DATA:

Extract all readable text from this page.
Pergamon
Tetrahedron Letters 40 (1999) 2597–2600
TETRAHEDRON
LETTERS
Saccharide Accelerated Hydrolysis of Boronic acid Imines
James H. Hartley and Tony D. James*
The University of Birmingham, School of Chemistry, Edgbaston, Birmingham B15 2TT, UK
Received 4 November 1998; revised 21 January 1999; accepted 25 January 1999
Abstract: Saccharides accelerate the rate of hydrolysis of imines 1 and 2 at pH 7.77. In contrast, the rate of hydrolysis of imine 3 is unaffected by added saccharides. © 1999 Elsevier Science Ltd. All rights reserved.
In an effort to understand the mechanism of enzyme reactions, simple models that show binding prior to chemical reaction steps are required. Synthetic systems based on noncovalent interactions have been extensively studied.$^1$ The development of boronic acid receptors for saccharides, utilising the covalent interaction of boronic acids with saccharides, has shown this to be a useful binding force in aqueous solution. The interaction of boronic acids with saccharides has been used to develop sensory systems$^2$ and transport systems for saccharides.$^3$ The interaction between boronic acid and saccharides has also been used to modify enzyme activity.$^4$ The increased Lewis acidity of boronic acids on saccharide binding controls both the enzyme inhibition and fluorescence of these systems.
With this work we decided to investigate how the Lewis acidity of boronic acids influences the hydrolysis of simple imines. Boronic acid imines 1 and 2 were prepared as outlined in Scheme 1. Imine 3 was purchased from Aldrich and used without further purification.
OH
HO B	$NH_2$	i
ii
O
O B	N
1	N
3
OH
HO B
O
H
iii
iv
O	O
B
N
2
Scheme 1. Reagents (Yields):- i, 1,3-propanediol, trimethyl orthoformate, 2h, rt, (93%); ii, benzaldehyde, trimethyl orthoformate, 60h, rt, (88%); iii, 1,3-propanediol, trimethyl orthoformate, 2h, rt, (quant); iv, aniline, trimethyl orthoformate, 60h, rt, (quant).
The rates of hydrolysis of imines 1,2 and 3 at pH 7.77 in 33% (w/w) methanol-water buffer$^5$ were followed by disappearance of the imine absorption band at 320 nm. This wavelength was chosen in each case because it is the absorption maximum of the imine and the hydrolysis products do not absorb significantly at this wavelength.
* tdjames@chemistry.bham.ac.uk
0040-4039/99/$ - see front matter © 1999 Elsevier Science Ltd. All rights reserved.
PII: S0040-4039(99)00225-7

EXERCISE:
In the records above, some lines hold the word "reserved"; copy each such line.

ANSWER SECTION:
Abstract: Saccharides accelerate the rate of hydrolysis of imines 1 and 2 at pH 7.77. In contrast, the rate of hydrolysis of imine 3 is unaffected by added saccharides. © 1999 Elsevier Science Ltd. All rights reserved.
0040-4039/99/$ - see front matter © 1999 Elsevier Science Ltd. All rights reserved.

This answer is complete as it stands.